[TO DO]: Look for the string "content" and copy every line that has it.

[ENTRIES]:
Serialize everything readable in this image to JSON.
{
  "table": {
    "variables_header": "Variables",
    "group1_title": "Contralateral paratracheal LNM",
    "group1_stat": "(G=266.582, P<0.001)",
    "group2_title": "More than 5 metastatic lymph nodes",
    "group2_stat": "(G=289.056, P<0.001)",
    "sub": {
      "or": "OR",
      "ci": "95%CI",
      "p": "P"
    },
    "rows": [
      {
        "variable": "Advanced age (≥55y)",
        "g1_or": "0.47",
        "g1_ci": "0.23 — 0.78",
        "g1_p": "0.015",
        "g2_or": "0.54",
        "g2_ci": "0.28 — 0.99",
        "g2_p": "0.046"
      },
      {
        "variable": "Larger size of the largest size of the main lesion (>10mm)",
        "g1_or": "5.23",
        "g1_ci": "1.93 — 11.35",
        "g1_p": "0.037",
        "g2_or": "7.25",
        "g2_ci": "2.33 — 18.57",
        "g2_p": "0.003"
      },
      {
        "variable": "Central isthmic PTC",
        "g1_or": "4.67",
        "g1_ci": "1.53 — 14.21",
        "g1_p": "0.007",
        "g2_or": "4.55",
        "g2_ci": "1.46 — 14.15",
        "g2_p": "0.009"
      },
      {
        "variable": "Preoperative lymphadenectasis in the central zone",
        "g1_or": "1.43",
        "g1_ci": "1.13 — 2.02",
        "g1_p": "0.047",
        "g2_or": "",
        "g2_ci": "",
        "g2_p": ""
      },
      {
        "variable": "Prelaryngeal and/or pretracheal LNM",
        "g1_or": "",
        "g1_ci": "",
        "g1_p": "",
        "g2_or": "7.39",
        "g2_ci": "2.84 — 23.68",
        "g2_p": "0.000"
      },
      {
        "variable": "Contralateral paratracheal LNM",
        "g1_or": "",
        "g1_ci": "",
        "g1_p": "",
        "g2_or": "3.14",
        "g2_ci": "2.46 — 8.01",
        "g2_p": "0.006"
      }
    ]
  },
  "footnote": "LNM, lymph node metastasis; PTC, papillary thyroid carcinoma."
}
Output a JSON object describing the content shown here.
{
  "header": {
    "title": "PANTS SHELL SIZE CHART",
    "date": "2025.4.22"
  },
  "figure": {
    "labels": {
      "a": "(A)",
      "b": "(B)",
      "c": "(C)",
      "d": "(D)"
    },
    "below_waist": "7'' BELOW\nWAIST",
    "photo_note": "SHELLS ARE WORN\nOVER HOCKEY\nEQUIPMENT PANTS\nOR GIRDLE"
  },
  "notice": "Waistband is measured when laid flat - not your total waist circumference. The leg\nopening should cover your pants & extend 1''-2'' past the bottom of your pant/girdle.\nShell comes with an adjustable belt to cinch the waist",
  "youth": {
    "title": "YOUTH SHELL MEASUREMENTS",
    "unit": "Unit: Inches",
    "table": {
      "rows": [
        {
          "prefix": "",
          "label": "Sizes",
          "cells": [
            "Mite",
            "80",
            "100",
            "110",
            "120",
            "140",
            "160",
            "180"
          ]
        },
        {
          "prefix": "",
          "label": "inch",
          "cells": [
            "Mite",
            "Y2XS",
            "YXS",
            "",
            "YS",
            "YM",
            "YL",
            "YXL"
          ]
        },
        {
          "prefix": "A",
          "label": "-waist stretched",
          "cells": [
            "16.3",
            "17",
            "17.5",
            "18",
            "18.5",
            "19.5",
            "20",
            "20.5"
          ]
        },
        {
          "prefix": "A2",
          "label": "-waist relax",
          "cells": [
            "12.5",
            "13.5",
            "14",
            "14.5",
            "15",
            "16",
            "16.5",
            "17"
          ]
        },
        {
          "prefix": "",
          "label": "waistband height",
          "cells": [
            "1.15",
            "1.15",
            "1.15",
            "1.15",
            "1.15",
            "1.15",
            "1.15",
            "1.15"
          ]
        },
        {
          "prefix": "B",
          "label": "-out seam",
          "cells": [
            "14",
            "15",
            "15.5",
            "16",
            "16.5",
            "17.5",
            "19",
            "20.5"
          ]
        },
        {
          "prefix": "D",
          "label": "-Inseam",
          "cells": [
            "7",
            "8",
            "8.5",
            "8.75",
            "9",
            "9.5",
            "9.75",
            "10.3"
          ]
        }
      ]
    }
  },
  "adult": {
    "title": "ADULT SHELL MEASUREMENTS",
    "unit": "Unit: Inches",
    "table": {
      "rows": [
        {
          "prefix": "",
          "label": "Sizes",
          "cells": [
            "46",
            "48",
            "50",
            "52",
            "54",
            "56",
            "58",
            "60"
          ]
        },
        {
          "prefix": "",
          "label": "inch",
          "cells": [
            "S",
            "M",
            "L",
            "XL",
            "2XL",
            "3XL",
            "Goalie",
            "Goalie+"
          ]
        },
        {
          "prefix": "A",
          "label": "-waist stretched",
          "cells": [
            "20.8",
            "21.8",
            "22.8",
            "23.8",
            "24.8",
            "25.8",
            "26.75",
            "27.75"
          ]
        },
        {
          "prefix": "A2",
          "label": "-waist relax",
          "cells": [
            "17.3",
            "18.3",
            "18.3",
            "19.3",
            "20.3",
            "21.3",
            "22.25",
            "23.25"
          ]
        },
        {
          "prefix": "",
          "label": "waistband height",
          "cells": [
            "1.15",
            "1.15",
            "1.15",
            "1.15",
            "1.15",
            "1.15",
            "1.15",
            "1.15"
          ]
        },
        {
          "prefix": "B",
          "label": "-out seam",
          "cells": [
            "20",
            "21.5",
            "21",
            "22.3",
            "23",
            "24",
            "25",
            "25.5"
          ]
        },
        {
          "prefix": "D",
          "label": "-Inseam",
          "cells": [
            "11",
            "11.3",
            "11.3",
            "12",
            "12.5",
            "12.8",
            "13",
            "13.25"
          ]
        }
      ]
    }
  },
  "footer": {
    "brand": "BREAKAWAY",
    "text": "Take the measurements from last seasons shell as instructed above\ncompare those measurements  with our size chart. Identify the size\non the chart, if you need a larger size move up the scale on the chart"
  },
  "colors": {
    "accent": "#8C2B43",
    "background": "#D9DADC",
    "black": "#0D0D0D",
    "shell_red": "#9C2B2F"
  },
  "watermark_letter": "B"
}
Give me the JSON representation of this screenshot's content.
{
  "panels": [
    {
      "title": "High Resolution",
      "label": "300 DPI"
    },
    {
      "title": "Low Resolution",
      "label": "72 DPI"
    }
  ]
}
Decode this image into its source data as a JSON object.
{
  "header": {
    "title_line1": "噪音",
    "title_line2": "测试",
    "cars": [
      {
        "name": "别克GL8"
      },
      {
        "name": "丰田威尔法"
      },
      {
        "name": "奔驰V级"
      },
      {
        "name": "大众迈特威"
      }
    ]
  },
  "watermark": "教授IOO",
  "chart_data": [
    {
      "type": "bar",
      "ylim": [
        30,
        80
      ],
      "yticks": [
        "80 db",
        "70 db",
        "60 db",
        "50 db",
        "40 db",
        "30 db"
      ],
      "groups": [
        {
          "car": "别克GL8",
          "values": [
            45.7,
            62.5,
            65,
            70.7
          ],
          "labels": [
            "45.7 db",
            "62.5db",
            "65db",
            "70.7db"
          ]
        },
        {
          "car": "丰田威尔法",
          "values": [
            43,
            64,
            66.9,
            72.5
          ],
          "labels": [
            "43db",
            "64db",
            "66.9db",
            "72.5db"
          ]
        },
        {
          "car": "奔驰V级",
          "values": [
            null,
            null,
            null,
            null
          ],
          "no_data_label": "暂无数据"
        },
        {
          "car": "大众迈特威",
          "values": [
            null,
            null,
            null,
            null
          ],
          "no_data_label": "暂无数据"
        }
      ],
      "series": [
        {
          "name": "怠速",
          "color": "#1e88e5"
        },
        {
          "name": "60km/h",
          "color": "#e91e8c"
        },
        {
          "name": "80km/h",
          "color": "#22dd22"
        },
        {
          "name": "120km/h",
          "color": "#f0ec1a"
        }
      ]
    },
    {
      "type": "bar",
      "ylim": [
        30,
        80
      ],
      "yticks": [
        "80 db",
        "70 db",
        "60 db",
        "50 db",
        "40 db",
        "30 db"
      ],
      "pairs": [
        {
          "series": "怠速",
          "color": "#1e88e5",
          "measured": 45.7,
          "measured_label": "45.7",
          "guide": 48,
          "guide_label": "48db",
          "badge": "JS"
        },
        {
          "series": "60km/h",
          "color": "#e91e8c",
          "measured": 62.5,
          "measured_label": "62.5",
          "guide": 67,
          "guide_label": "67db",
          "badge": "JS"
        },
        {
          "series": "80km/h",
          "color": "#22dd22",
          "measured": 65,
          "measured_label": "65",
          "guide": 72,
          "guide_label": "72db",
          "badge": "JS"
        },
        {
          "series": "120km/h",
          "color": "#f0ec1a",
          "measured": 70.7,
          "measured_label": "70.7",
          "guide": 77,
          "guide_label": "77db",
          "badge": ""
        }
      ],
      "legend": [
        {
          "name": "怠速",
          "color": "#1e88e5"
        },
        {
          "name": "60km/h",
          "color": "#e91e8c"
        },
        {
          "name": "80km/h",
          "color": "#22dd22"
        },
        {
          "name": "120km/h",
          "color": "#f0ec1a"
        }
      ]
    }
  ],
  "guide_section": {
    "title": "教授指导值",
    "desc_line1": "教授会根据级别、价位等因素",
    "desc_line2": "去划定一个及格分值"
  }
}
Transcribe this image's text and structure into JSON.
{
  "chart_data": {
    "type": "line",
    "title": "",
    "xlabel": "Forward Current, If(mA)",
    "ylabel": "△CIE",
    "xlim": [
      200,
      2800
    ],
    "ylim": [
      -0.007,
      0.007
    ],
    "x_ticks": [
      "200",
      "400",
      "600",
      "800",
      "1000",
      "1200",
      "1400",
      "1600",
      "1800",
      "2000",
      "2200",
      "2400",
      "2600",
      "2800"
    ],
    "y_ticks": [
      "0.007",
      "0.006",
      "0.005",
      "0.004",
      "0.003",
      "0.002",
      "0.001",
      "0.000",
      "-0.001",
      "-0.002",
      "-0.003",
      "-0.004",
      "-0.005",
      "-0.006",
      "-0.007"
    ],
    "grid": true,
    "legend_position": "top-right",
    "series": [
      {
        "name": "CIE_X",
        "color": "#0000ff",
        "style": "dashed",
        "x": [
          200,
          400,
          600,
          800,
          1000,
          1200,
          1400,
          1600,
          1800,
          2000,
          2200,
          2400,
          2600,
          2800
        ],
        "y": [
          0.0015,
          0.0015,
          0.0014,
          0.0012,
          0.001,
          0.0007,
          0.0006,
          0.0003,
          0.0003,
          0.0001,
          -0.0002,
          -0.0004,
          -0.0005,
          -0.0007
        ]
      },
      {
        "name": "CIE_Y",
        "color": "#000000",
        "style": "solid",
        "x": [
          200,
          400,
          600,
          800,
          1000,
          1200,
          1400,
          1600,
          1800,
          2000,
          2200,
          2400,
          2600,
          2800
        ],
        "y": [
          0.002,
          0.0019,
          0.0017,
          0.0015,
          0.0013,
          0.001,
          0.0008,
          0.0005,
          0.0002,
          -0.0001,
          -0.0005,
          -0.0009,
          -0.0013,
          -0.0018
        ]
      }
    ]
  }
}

[CORRECT OUTPUT]:
Output a JSON object describing the content shown here.
Give me the JSON representation of this screenshot's content.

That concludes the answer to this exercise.